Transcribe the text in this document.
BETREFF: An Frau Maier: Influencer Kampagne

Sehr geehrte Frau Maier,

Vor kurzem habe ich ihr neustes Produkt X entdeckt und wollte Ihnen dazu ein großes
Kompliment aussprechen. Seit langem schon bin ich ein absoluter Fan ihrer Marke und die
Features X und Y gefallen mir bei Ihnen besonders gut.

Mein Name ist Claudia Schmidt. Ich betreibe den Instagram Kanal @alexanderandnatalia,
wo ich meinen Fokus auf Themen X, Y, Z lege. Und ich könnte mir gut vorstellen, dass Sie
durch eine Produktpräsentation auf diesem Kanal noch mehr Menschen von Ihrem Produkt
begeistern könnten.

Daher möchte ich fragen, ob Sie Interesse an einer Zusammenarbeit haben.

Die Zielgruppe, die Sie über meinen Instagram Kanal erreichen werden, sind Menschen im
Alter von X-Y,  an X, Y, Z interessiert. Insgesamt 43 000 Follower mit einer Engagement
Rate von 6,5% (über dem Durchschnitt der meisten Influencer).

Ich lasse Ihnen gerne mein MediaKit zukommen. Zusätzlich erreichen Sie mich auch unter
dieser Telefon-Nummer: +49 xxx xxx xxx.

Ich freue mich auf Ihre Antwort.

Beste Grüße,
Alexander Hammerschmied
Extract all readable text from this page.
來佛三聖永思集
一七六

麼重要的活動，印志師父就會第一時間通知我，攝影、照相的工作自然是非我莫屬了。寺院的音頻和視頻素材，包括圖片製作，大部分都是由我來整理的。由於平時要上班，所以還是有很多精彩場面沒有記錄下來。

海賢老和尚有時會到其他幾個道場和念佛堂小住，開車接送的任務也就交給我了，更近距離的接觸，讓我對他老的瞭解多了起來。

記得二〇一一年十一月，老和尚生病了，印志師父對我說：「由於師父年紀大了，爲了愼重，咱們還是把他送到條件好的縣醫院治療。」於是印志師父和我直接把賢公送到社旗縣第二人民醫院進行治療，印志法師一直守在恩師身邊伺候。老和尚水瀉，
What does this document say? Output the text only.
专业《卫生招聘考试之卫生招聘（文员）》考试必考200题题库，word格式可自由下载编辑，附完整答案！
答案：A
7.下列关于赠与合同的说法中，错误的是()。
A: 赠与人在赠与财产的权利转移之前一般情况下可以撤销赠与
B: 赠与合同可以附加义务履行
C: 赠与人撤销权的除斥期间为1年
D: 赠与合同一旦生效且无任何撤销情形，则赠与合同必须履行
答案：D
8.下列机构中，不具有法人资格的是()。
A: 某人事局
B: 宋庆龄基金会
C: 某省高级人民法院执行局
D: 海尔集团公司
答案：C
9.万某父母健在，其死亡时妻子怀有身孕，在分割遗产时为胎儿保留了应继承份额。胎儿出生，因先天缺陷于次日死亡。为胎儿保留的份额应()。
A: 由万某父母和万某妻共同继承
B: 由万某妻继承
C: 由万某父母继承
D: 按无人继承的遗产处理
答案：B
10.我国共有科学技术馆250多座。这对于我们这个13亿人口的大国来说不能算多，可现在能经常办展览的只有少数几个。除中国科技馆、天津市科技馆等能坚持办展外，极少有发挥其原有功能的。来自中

=====

→ **Job**
Lines of the material that contain the word "mich" are to be gathered.

→ **The response**
Ich lasse Ihnen gerne mein MediaKit zukommen. Zusätzlich erreichen Sie mich auch unter
Ich freue mich auf Ihre Antwort.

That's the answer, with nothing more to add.